→ Exercise task: Each line below must be set down exactly; omit any image you find.
^^^^^^^^
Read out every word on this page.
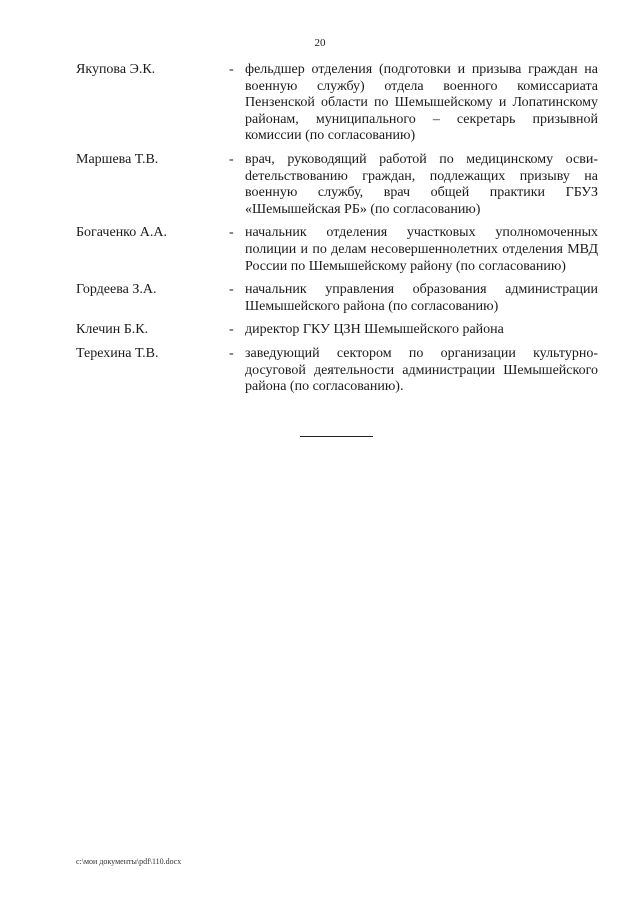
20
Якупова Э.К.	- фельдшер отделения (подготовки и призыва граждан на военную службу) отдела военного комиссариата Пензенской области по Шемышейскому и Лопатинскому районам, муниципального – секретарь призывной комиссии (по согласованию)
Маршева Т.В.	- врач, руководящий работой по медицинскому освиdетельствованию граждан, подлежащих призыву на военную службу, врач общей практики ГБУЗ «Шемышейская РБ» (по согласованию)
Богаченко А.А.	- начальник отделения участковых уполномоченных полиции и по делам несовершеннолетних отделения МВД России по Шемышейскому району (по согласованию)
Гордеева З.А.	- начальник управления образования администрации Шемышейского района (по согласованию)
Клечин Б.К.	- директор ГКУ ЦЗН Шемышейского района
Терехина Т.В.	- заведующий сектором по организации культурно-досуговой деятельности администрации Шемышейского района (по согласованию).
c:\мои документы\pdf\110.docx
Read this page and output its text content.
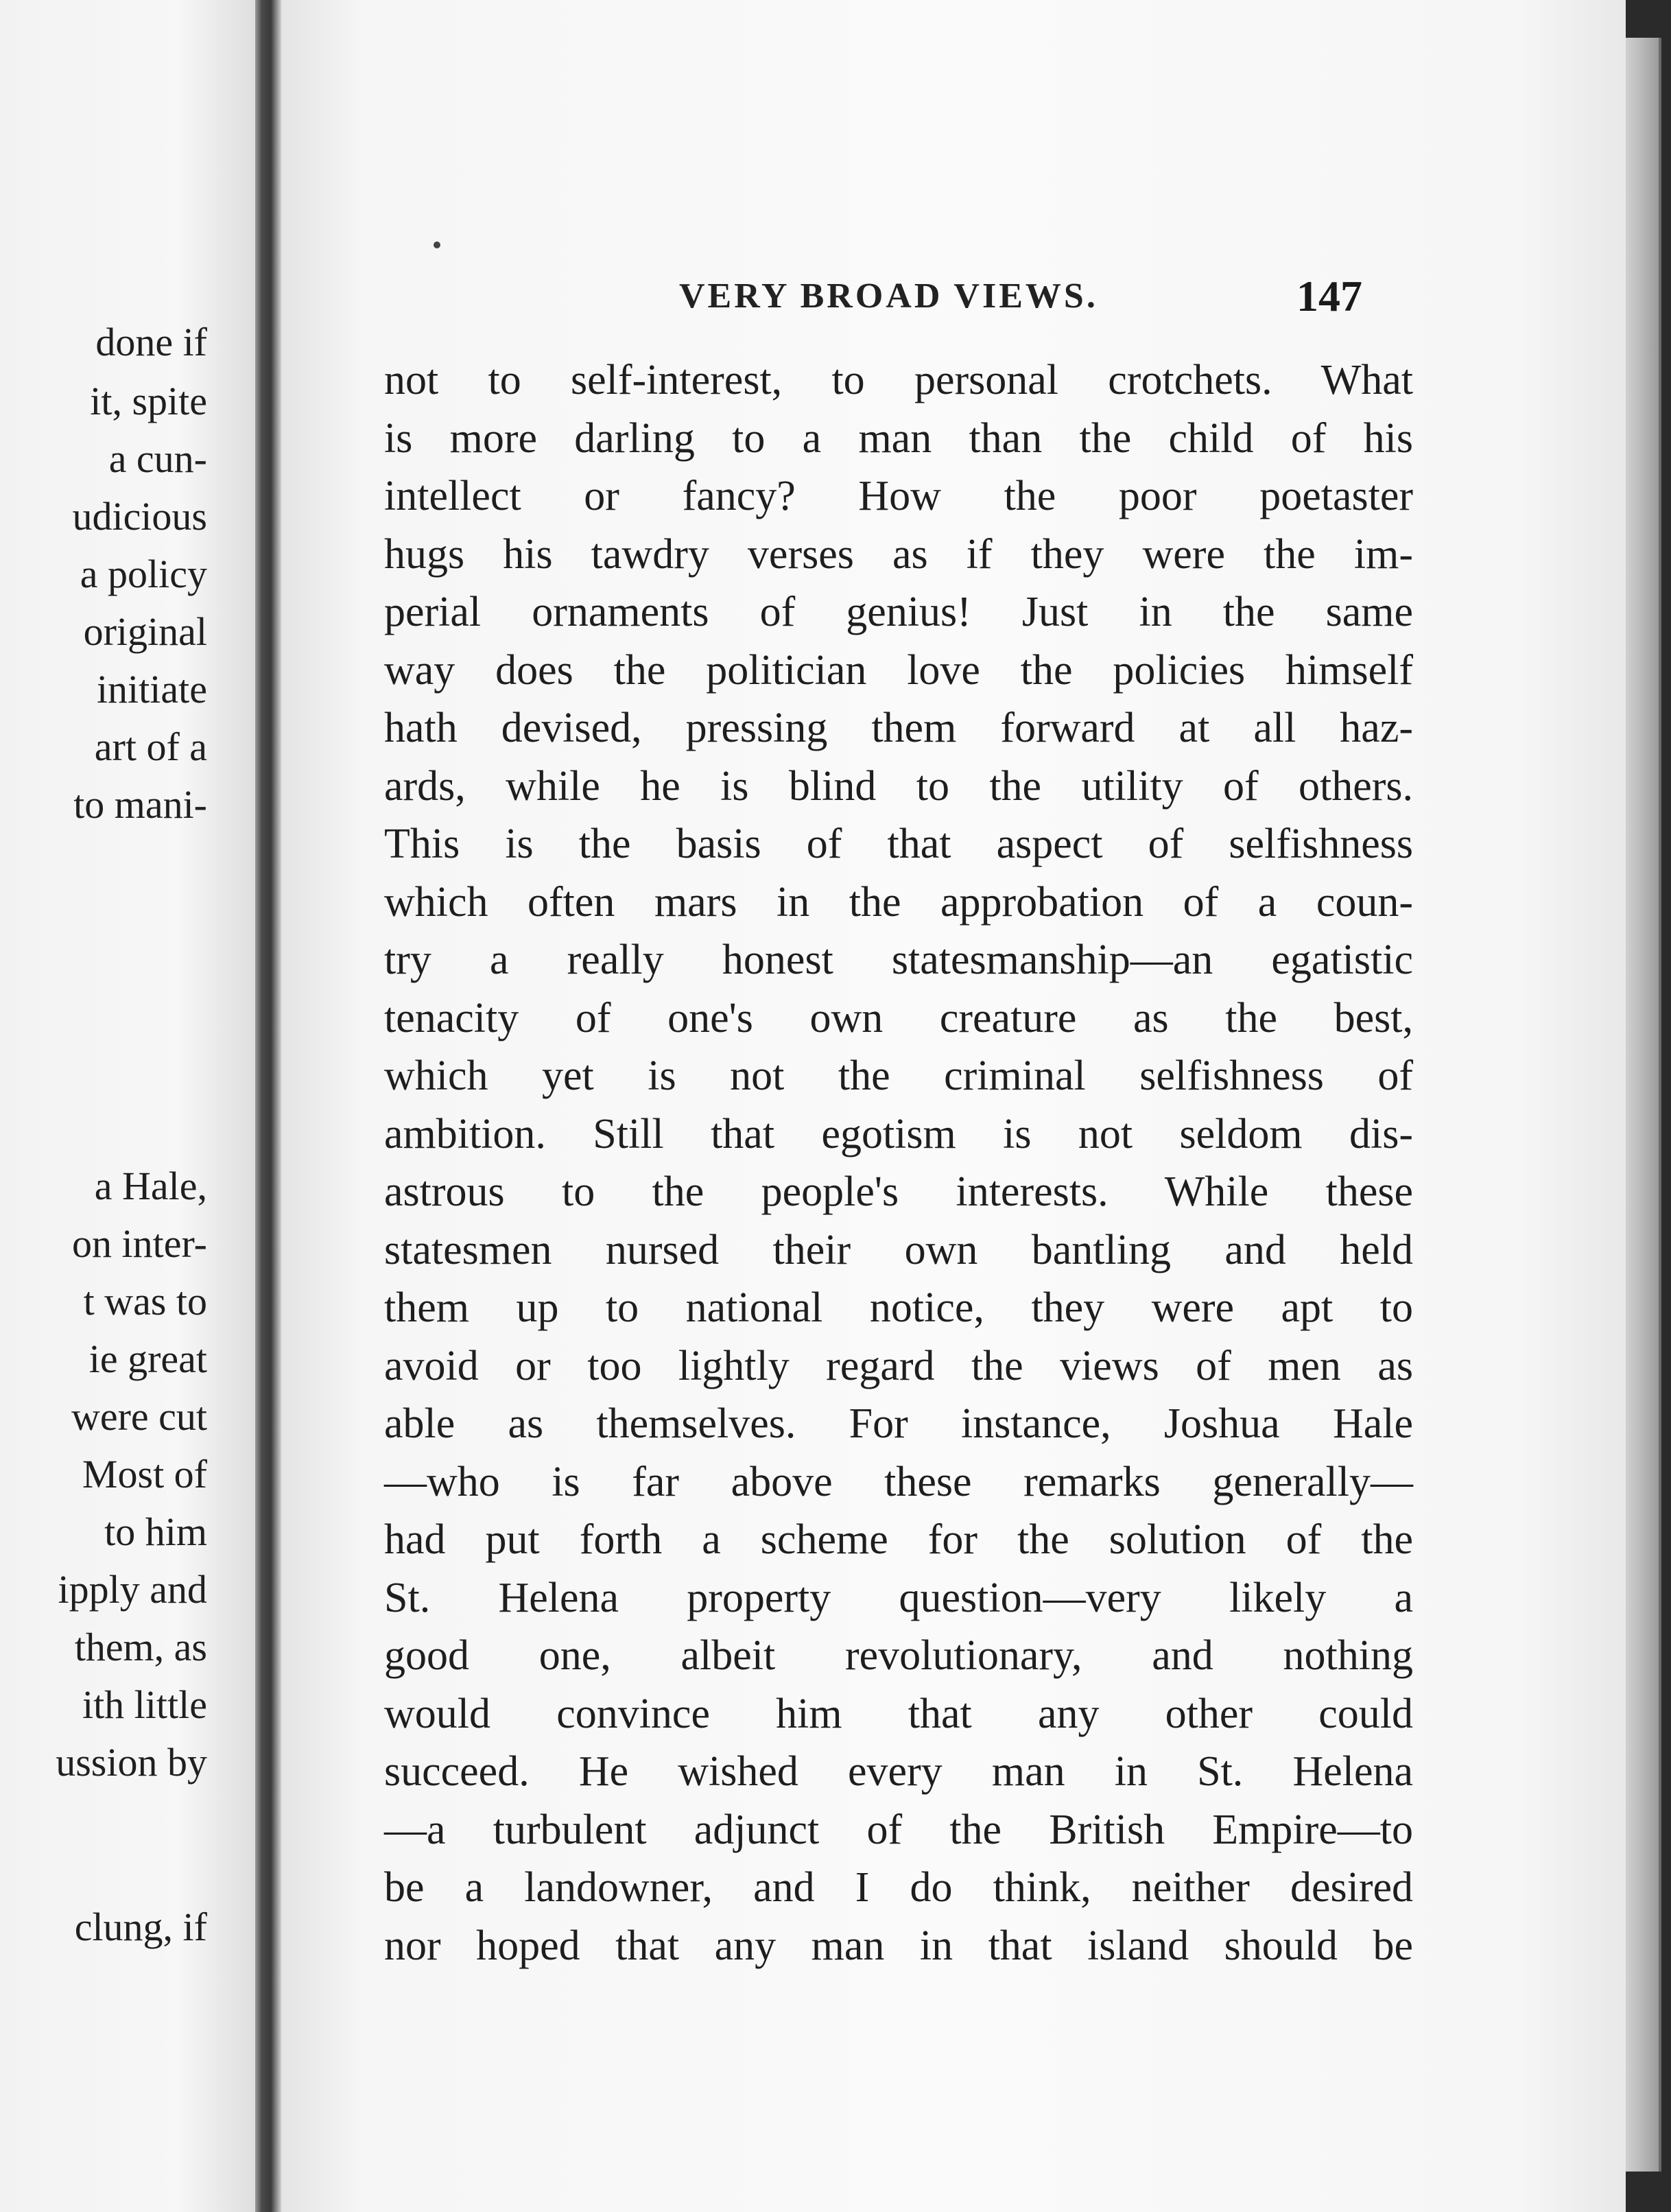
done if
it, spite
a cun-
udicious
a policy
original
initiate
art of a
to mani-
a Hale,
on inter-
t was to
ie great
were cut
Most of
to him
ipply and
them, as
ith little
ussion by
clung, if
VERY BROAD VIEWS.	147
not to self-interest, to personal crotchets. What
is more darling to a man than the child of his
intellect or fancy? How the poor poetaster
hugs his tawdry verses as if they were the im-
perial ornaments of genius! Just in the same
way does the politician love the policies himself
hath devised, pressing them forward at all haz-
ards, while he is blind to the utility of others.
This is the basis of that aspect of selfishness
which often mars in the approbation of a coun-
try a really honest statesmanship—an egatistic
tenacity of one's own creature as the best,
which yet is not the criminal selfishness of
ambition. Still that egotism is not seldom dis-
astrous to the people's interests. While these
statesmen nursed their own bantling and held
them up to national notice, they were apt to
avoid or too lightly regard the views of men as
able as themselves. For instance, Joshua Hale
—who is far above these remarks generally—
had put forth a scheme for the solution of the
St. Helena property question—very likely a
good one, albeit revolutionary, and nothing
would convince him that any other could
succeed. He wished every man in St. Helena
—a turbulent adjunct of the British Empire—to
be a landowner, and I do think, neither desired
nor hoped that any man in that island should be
^^^^^^^^
→ Finished exercise:
Read out every word on this page.
20
Якупова Э.К.	- фельдшер отделения (подготовки и призыва граждан на военную службу) отдела военного комиссариата Пензенской области по Шемышейскому и Лопатинскому районам, муниципального – секретарь призывной комиссии (по согласованию)
Маршева Т.В.	- врач, руководящий работой по медицинскому освиdетельствованию граждан, подлежащих призыву на военную службу, врач общей практики ГБУЗ «Шемышейская РБ» (по согласованию)
Богаченко А.А.	- начальник отделения участковых уполномоченных полиции и по делам несовершеннолетних отделения МВД России по Шемышейскому району (по согласованию)
Гордеева З.А.	- начальник управления образования администрации Шемышейского района (по согласованию)
Клечин Б.К.	- директор ГКУ ЦЗН Шемышейского района
Терехина Т.В.	- заведующий сектором по организации культурно-досуговой деятельности администрации Шемышейского района (по согласованию).
c:\мои документы\pdf\110.docx
Read this page and output its text content.
done if
it, spite
a cun-
udicious
a policy
original
initiate
art of a
to mani-
a Hale,
on inter-
t was to
ie great
were cut
Most of
to him
ipply and
them, as
ith little
ussion by
clung, if
VERY BROAD VIEWS.	147
not to self-interest, to personal crotchets. What
is more darling to a man than the child of his
intellect or fancy? How the poor poetaster
hugs his tawdry verses as if they were the im-
perial ornaments of genius! Just in the same
way does the politician love the policies himself
hath devised, pressing them forward at all haz-
ards, while he is blind to the utility of others.
This is the basis of that aspect of selfishness
which often mars in the approbation of a coun-
try a really honest statesmanship—an egatistic
tenacity of one's own creature as the best,
which yet is not the criminal selfishness of
ambition. Still that egotism is not seldom dis-
astrous to the people's interests. While these
statesmen nursed their own bantling and held
them up to national notice, they were apt to
avoid or too lightly regard the views of men as
able as themselves. For instance, Joshua Hale
—who is far above these remarks generally—
had put forth a scheme for the solution of the
St. Helena property question—very likely a
good one, albeit revolutionary, and nothing
would convince him that any other could
succeed. He wished every man in St. Helena
—a turbulent adjunct of the British Empire—to
be a landowner, and I do think, neither desired
nor hoped that any man in that island should be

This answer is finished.